▶ WRITTEN TASK
Gather all lines with "text" from the records.
:: DATASET RECORDS ::
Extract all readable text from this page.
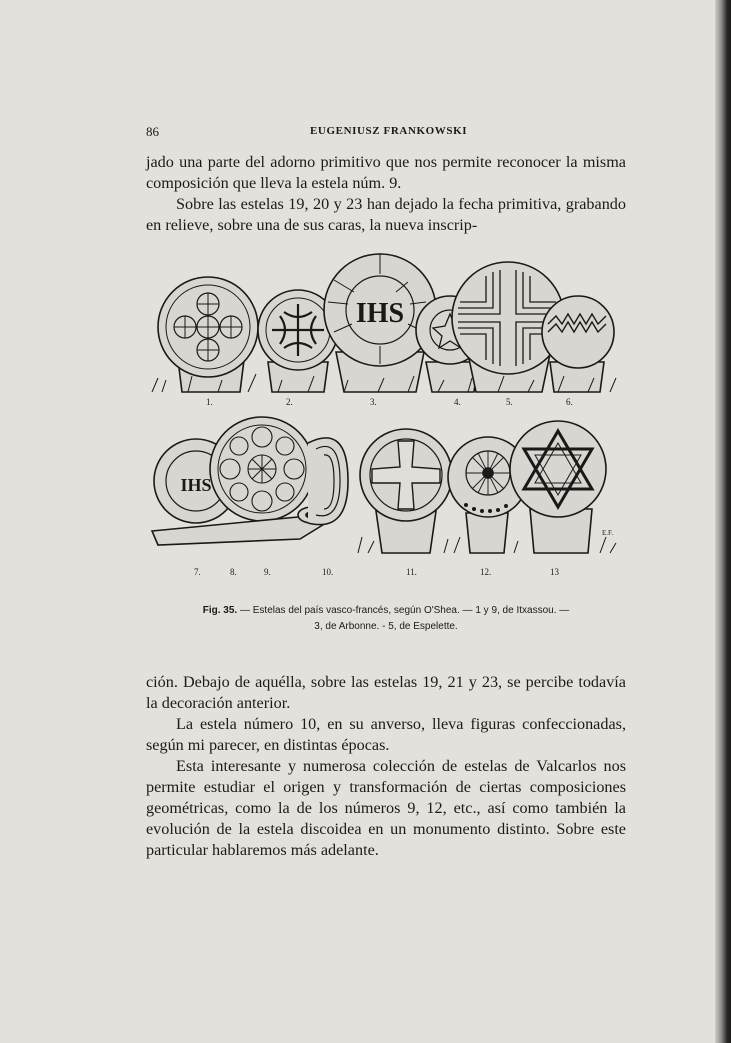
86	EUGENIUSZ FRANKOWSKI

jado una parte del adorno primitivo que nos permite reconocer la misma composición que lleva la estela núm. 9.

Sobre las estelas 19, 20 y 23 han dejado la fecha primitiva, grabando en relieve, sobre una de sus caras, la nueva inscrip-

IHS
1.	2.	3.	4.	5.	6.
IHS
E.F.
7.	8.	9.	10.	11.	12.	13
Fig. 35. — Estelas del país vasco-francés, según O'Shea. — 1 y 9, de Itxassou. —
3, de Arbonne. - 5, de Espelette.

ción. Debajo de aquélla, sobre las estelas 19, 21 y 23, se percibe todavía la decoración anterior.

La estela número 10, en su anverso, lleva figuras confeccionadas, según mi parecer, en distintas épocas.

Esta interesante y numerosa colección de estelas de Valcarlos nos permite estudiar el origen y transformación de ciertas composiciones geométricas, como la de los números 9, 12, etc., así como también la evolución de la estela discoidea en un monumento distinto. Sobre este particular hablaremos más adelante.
:::
:: DATASET RECORDS ::
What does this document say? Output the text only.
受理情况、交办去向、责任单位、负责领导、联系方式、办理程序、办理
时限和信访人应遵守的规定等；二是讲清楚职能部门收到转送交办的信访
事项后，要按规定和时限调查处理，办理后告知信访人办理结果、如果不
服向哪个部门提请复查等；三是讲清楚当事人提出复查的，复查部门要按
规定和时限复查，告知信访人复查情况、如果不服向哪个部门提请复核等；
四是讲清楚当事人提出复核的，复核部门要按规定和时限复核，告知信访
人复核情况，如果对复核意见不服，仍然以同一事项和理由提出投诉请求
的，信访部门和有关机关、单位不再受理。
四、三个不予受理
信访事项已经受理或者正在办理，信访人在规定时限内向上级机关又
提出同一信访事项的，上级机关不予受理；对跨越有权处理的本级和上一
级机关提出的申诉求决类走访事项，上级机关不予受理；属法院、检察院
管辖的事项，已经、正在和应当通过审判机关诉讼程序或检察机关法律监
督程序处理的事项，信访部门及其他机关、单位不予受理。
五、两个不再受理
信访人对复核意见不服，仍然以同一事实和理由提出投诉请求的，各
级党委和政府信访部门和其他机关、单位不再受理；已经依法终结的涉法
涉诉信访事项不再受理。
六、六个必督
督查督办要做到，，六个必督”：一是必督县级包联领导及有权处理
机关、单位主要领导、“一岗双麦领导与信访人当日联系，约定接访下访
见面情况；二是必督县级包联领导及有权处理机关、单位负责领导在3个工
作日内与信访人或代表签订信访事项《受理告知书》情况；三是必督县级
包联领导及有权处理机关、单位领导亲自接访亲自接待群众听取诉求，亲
:::
:: DATASET RECORDS ::
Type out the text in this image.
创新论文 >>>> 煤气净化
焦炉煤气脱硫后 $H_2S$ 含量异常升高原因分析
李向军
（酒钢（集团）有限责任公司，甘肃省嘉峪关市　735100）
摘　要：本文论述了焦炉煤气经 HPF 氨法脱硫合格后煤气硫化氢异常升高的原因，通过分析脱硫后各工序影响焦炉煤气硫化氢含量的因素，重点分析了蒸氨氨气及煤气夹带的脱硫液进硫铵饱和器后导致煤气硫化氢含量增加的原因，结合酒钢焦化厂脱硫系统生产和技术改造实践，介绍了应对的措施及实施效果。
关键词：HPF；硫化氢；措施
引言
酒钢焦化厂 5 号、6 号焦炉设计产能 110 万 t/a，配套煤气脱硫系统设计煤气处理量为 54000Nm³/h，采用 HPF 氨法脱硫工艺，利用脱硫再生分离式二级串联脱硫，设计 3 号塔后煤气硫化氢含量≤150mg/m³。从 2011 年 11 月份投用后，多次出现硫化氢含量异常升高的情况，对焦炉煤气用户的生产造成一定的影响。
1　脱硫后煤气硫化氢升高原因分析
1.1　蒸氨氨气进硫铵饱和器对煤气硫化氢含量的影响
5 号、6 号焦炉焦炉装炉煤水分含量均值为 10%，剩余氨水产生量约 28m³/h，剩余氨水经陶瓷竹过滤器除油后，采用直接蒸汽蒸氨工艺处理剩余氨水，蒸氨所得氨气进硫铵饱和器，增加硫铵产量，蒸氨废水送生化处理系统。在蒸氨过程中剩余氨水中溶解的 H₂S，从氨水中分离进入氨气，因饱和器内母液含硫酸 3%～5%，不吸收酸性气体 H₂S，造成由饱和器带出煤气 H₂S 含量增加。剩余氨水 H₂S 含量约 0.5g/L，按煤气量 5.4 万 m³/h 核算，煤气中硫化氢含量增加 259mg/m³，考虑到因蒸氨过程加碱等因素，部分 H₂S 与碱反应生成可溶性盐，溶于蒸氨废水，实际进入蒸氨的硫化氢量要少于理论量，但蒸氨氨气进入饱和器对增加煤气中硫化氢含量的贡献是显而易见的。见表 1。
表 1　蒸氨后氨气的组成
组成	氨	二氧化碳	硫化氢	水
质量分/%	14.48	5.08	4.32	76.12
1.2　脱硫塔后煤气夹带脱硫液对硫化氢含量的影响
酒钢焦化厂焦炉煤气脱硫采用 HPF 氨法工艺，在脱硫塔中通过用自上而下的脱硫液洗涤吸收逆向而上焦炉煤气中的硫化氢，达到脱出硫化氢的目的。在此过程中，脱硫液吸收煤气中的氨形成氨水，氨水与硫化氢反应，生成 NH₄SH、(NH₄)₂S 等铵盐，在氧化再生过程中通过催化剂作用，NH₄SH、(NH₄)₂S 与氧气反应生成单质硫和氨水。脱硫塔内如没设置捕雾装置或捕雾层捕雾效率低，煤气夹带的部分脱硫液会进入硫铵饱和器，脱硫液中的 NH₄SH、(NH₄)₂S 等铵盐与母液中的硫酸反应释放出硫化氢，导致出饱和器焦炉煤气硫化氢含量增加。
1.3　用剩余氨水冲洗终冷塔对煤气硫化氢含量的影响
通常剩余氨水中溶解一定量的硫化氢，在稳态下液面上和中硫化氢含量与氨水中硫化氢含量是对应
:::
▶ ANSWER
Extract all readable text from this page.
What does this document say? Output the text only.
Type out the text in this image.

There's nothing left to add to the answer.